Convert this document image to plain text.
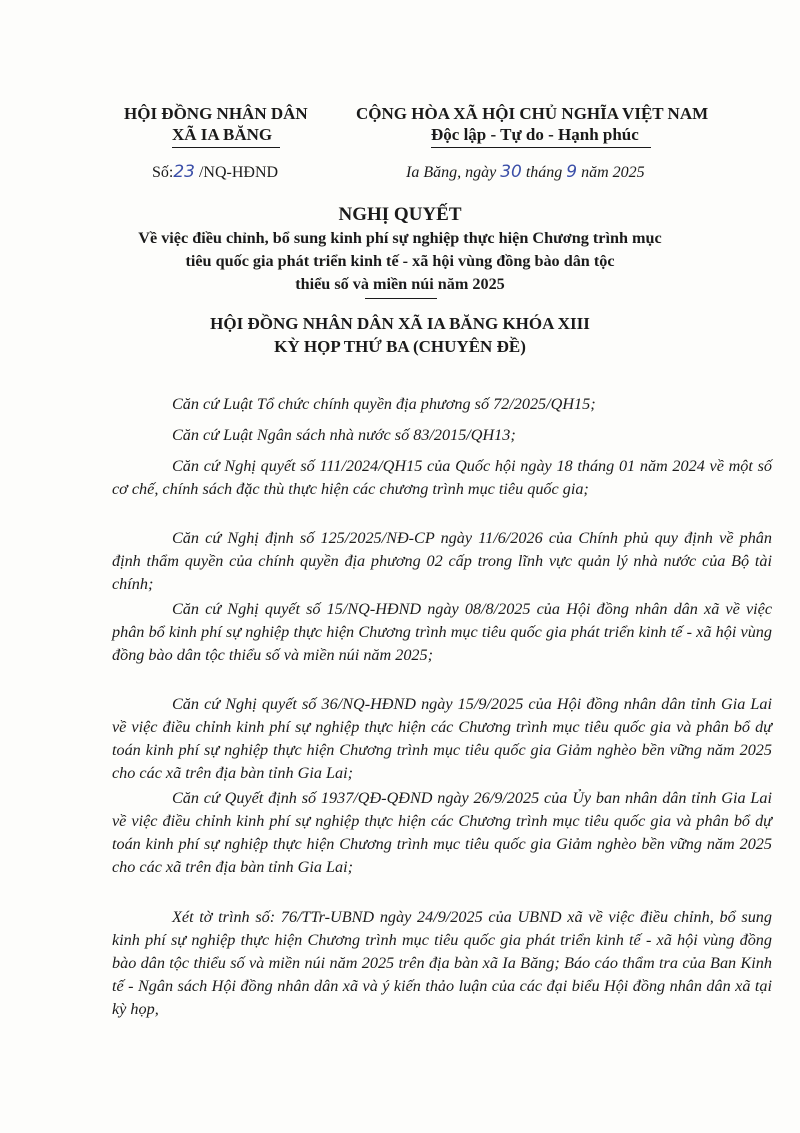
HỘI ĐỒNG NHÂN DÂN
XÃ IA BĂNG
Số:23 /NQ-HĐND
CỘNG HÒA XÃ HỘI CHỦ NGHĨA VIỆT NAM
Độc lập - Tự do - Hạnh phúc
Ia Băng, ngày 30 tháng 9 năm 2025
NGHỊ QUYẾT
Về việc điều chỉnh, bổ sung kinh phí sự nghiệp thực hiện Chương trình mục
tiêu quốc gia phát triển kinh tế - xã hội vùng đồng bào dân tộc
thiểu số và miền núi năm 2025
HỘI ĐỒNG NHÂN DÂN XÃ IA BĂNG KHÓA XIII
KỲ HỌP THỨ BA (CHUYÊN ĐỀ)
Căn cứ Luật Tổ chức chính quyền địa phương số 72/2025/QH15;
Căn cứ Luật Ngân sách nhà nước số 83/2015/QH13;
Căn cứ Nghị quyết số 111/2024/QH15 của Quốc hội ngày 18 tháng 01 năm 2024 về một số cơ chế, chính sách đặc thù thực hiện các chương trình mục tiêu quốc gia;
Căn cứ Nghị định số 125/2025/NĐ-CP ngày 11/6/2026 của Chính phủ quy định về phân định thẩm quyền của chính quyền địa phương 02 cấp trong lĩnh vực quản lý nhà nước của Bộ tài chính;
Căn cứ Nghị quyết số 15/NQ-HĐND ngày 08/8/2025 của Hội đồng nhân dân xã về việc phân bổ kinh phí sự nghiệp thực hiện Chương trình mục tiêu quốc gia phát triển kinh tế - xã hội vùng đồng bào dân tộc thiểu số và miền núi năm 2025;
Căn cứ Nghị quyết số 36/NQ-HĐND ngày 15/9/2025 của Hội đồng nhân dân tỉnh Gia Lai về việc điều chỉnh kinh phí sự nghiệp thực hiện các Chương trình mục tiêu quốc gia và phân bổ dự toán kinh phí sự nghiệp thực hiện Chương trình mục tiêu quốc gia Giảm nghèo bền vững năm 2025 cho các xã trên địa bàn tỉnh Gia Lai;
Căn cứ Quyết định số 1937/QĐ-QĐND ngày 26/9/2025 của Ủy ban nhân dân tỉnh Gia Lai về việc điều chỉnh kinh phí sự nghiệp thực hiện các Chương trình mục tiêu quốc gia và phân bổ dự toán kinh phí sự nghiệp thực hiện Chương trình mục tiêu quốc gia Giảm nghèo bền vững năm 2025 cho các xã trên địa bàn tỉnh Gia Lai;
Xét tờ trình số: 76/TTr-UBND ngày 24/9/2025 của UBND xã về việc điều chỉnh, bổ sung kinh phí sự nghiệp thực hiện Chương trình mục tiêu quốc gia phát triển kinh tế - xã hội vùng đồng bào dân tộc thiểu số và miền núi năm 2025 trên địa bàn xã Ia Băng; Báo cáo thẩm tra của Ban Kinh tế - Ngân sách Hội đồng nhân dân xã và ý kiến thảo luận của các đại biểu Hội đồng nhân dân xã tại kỳ họp,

━━━━━━━━━━━━━━━━━━━━━━━━━━━━━━

*What you are asked to do*
Give every line above again exactly, with no pictures.

*Exercise result*
Convert this document image to plain text.
HỘI ĐỒNG NHÂN DÂN
XÃ IA BĂNG
Số:23 /NQ-HĐND
CỘNG HÒA XÃ HỘI CHỦ NGHĨA VIỆT NAM
Độc lập - Tự do - Hạnh phúc
Ia Băng, ngày 30 tháng 9 năm 2025
NGHỊ QUYẾT
Về việc điều chỉnh, bổ sung kinh phí sự nghiệp thực hiện Chương trình mục
tiêu quốc gia phát triển kinh tế - xã hội vùng đồng bào dân tộc
thiểu số và miền núi năm 2025
HỘI ĐỒNG NHÂN DÂN XÃ IA BĂNG KHÓA XIII
KỲ HỌP THỨ BA (CHUYÊN ĐỀ)
Căn cứ Luật Tổ chức chính quyền địa phương số 72/2025/QH15;
Căn cứ Luật Ngân sách nhà nước số 83/2015/QH13;
Căn cứ Nghị quyết số 111/2024/QH15 của Quốc hội ngày 18 tháng 01 năm 2024 về một số cơ chế, chính sách đặc thù thực hiện các chương trình mục tiêu quốc gia;
Căn cứ Nghị định số 125/2025/NĐ-CP ngày 11/6/2026 của Chính phủ quy định về phân định thẩm quyền của chính quyền địa phương 02 cấp trong lĩnh vực quản lý nhà nước của Bộ tài chính;
Căn cứ Nghị quyết số 15/NQ-HĐND ngày 08/8/2025 của Hội đồng nhân dân xã về việc phân bổ kinh phí sự nghiệp thực hiện Chương trình mục tiêu quốc gia phát triển kinh tế - xã hội vùng đồng bào dân tộc thiểu số và miền núi năm 2025;
Căn cứ Nghị quyết số 36/NQ-HĐND ngày 15/9/2025 của Hội đồng nhân dân tỉnh Gia Lai về việc điều chỉnh kinh phí sự nghiệp thực hiện các Chương trình mục tiêu quốc gia và phân bổ dự toán kinh phí sự nghiệp thực hiện Chương trình mục tiêu quốc gia Giảm nghèo bền vững năm 2025 cho các xã trên địa bàn tỉnh Gia Lai;
Căn cứ Quyết định số 1937/QĐ-QĐND ngày 26/9/2025 của Ủy ban nhân dân tỉnh Gia Lai về việc điều chỉnh kinh phí sự nghiệp thực hiện các Chương trình mục tiêu quốc gia và phân bổ dự toán kinh phí sự nghiệp thực hiện Chương trình mục tiêu quốc gia Giảm nghèo bền vững năm 2025 cho các xã trên địa bàn tỉnh Gia Lai;
Xét tờ trình số: 76/TTr-UBND ngày 24/9/2025 của UBND xã về việc điều chỉnh, bổ sung kinh phí sự nghiệp thực hiện Chương trình mục tiêu quốc gia phát triển kinh tế - xã hội vùng đồng bào dân tộc thiểu số và miền núi năm 2025 trên địa bàn xã Ia Băng; Báo cáo thẩm tra của Ban Kinh tế - Ngân sách Hội đồng nhân dân xã và ý kiến thảo luận của các đại biểu Hội đồng nhân dân xã tại kỳ họp,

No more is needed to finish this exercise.